_TASK DIRECTIONS_: Nothing in the records below should be altered in the copy, although the pictures must be left out.

_PROVIDED ENTRIES_:
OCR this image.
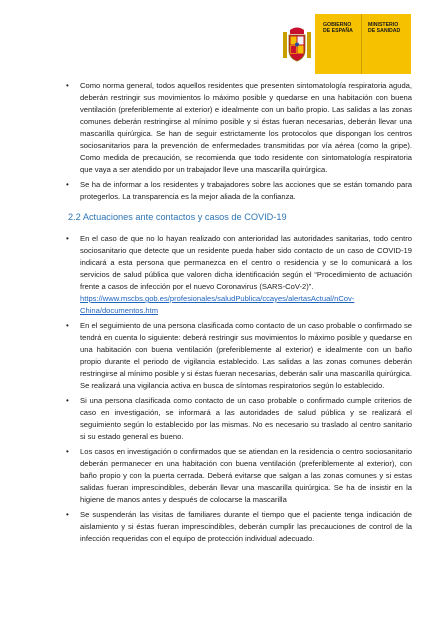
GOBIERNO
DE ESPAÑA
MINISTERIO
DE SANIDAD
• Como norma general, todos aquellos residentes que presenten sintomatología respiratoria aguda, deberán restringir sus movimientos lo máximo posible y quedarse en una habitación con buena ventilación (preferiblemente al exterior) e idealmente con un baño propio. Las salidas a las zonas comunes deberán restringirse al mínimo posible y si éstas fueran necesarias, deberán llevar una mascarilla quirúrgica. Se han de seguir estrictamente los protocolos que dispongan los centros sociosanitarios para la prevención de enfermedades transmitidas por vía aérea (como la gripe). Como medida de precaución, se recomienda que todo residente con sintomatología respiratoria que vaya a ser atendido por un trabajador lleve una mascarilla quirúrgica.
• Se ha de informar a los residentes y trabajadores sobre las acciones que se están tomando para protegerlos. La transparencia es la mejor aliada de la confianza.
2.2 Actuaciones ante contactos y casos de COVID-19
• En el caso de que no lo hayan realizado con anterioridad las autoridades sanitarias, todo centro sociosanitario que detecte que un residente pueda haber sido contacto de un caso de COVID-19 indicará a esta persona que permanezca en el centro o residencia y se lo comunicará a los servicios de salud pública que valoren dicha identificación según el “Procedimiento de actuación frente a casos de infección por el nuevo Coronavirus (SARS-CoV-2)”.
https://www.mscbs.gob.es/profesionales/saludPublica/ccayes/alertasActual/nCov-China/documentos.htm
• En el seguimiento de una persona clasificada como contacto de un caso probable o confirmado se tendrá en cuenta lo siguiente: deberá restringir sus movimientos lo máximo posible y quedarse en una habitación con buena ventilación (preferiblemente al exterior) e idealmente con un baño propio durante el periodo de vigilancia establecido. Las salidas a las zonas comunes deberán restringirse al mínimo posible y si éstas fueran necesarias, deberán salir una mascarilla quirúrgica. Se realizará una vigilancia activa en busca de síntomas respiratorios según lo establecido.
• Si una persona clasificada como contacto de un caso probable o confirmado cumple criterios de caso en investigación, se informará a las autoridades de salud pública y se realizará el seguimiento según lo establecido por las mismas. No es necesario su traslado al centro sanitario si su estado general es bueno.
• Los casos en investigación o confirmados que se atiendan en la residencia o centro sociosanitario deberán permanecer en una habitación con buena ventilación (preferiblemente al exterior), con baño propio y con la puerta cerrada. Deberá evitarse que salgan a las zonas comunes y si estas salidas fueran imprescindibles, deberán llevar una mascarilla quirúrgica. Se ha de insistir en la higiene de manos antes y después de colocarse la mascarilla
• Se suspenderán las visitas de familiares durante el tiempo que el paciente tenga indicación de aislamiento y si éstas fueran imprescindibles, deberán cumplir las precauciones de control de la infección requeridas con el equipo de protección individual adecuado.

_EXPECTED ANSWER_:
OCR this image.
GOBIERNO
DE ESPAÑA
MINISTERIO
DE SANIDAD
• Como norma general, todos aquellos residentes que presenten sintomatología respiratoria aguda, deberán restringir sus movimientos lo máximo posible y quedarse en una habitación con buena ventilación (preferiblemente al exterior) e idealmente con un baño propio. Las salidas a las zonas comunes deberán restringirse al mínimo posible y si éstas fueran necesarias, deberán llevar una mascarilla quirúrgica. Se han de seguir estrictamente los protocolos que dispongan los centros sociosanitarios para la prevención de enfermedades transmitidas por vía aérea (como la gripe). Como medida de precaución, se recomienda que todo residente con sintomatología respiratoria que vaya a ser atendido por un trabajador lleve una mascarilla quirúrgica.
• Se ha de informar a los residentes y trabajadores sobre las acciones que se están tomando para protegerlos. La transparencia es la mejor aliada de la confianza.
2.2 Actuaciones ante contactos y casos de COVID-19
• En el caso de que no lo hayan realizado con anterioridad las autoridades sanitarias, todo centro sociosanitario que detecte que un residente pueda haber sido contacto de un caso de COVID-19 indicará a esta persona que permanezca en el centro o residencia y se lo comunicará a los servicios de salud pública que valoren dicha identificación según el “Procedimiento de actuación frente a casos de infección por el nuevo Coronavirus (SARS-CoV-2)”.
https://www.mscbs.gob.es/profesionales/saludPublica/ccayes/alertasActual/nCov-China/documentos.htm
• En el seguimiento de una persona clasificada como contacto de un caso probable o confirmado se tendrá en cuenta lo siguiente: deberá restringir sus movimientos lo máximo posible y quedarse en una habitación con buena ventilación (preferiblemente al exterior) e idealmente con un baño propio durante el periodo de vigilancia establecido. Las salidas a las zonas comunes deberán restringirse al mínimo posible y si éstas fueran necesarias, deberán salir una mascarilla quirúrgica. Se realizará una vigilancia activa en busca de síntomas respiratorios según lo establecido.
• Si una persona clasificada como contacto de un caso probable o confirmado cumple criterios de caso en investigación, se informará a las autoridades de salud pública y se realizará el seguimiento según lo establecido por las mismas. No es necesario su traslado al centro sanitario si su estado general es bueno.
• Los casos en investigación o confirmados que se atiendan en la residencia o centro sociosanitario deberán permanecer en una habitación con buena ventilación (preferiblemente al exterior), con baño propio y con la puerta cerrada. Deberá evitarse que salgan a las zonas comunes y si estas salidas fueran imprescindibles, deberán llevar una mascarilla quirúrgica. Se ha de insistir en la higiene de manos antes y después de colocarse la mascarilla
• Se suspenderán las visitas de familiares durante el tiempo que el paciente tenga indicación de aislamiento y si éstas fueran imprescindibles, deberán cumplir las precauciones de control de la infección requeridas con el equipo de protección individual adecuado.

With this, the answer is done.